- Set task: Copy every line from the data below in which the string "Familie" can be found.

- Data excerpts:
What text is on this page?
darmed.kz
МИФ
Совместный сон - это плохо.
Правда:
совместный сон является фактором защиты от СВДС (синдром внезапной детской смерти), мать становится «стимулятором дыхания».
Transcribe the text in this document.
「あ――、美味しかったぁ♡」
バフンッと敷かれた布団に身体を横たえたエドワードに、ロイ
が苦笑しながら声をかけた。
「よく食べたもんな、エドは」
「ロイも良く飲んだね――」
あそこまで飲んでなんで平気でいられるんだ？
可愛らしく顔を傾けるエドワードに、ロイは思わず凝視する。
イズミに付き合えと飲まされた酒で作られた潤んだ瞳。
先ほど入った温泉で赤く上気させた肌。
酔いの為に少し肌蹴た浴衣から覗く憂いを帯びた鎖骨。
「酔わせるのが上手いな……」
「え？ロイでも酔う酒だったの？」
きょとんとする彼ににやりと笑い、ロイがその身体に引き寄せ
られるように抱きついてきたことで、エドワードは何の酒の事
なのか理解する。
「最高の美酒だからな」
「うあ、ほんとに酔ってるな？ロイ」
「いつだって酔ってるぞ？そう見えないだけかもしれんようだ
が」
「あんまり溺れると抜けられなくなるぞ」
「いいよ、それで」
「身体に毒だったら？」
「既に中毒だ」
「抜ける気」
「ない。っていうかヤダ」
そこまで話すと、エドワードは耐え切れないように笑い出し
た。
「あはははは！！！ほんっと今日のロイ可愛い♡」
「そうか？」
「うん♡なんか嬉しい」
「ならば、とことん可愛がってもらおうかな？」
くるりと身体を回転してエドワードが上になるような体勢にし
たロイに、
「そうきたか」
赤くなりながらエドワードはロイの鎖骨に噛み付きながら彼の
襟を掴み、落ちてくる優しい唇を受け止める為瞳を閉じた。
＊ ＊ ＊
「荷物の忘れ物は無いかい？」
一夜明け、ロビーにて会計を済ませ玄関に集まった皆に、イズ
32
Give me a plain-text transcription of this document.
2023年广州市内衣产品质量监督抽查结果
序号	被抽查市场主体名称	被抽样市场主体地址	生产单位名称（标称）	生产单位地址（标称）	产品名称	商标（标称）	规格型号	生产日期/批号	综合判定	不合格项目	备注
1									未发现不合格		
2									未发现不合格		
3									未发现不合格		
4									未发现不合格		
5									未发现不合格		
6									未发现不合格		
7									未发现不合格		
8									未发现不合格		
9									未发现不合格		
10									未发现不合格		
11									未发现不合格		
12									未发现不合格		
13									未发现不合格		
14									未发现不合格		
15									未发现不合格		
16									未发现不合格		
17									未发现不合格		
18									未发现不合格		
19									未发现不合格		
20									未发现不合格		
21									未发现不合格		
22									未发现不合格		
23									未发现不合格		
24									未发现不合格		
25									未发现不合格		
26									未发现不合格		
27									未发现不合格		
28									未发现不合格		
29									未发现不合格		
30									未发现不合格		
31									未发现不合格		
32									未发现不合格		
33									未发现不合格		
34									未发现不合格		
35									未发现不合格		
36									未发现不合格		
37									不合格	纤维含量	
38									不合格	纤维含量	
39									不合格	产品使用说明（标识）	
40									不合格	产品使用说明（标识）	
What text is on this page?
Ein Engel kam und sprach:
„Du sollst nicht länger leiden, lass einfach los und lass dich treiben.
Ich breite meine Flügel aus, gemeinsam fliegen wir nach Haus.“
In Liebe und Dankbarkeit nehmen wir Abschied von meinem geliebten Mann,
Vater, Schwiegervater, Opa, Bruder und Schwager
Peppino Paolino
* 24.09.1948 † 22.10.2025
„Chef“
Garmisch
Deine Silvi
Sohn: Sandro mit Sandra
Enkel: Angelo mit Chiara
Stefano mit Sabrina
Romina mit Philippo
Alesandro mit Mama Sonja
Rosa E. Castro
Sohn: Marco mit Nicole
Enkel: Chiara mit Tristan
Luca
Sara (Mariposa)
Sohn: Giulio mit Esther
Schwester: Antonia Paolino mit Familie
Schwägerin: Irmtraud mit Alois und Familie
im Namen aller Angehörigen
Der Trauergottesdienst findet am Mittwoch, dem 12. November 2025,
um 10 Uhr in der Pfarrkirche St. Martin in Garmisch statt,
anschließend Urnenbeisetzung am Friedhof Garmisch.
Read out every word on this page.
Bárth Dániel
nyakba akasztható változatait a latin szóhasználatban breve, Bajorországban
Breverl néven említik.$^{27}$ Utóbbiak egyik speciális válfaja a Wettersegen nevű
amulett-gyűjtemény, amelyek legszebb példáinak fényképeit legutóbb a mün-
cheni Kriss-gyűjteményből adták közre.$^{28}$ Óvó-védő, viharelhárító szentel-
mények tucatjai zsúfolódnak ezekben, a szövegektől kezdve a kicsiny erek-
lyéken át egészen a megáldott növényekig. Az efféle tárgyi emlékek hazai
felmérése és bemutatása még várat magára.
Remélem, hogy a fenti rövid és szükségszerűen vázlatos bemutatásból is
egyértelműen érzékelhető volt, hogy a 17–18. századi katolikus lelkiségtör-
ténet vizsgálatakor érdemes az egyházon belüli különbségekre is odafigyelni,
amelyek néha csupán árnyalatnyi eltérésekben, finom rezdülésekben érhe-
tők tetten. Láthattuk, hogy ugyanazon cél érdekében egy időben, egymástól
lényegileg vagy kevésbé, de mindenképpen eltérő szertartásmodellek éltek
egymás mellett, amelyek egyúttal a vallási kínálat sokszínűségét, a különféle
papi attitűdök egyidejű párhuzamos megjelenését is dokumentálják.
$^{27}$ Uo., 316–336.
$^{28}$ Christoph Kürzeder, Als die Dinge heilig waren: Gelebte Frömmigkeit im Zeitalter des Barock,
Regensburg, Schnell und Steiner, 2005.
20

- Expected output:
Schwester: Antonia Paolino mit Familie
Schwägerin: Irmtraud mit Alois und Familie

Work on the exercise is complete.